(Records that describe figures)
──────────

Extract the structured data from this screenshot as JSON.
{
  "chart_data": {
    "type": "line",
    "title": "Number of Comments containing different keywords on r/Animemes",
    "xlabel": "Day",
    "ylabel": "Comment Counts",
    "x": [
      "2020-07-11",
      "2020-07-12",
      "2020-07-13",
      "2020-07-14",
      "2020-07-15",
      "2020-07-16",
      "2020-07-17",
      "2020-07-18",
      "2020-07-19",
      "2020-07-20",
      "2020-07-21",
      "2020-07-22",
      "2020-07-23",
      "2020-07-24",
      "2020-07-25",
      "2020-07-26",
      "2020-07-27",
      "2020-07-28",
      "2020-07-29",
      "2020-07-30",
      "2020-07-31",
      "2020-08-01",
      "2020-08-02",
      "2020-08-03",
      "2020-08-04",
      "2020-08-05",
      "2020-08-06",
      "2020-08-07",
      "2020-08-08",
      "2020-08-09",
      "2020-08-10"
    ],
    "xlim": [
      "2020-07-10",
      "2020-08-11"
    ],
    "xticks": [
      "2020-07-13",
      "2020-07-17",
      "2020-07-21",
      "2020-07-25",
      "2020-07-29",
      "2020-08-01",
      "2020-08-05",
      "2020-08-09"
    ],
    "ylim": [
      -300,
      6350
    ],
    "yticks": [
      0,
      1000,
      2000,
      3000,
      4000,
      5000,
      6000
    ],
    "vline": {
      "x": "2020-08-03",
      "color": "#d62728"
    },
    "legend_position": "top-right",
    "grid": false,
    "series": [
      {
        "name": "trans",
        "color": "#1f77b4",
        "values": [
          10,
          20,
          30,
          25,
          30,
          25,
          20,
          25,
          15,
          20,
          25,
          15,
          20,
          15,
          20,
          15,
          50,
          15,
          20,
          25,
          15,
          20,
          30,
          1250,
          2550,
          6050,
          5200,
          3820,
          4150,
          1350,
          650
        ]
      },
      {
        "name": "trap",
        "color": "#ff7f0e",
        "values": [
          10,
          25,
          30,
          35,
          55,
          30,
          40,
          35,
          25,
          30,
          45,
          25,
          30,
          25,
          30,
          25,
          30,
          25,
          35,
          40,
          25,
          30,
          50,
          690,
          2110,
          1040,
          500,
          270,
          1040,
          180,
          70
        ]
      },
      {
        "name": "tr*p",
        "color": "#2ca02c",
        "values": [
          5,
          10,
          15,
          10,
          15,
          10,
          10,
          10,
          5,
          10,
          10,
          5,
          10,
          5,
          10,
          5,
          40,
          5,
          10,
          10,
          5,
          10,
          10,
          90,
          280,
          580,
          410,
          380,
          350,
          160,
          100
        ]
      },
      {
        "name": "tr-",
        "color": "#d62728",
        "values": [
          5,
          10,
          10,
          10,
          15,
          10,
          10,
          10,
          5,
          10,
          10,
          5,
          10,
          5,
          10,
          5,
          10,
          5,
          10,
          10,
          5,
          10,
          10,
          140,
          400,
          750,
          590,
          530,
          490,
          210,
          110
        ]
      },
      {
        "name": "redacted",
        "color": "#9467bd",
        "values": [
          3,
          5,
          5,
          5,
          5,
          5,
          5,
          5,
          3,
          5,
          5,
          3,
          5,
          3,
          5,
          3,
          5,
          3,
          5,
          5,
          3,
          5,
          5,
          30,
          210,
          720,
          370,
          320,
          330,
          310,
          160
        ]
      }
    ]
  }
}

──────────

● AIM
From the entries above, copy each line holding "color".

● SOLUTION BELOW
      "color": "#d62728"
        "color": "#1f77b4",
        "color": "#ff7f0e",
        "color": "#2ca02c",
        "color": "#d62728",
        "color": "#9467bd",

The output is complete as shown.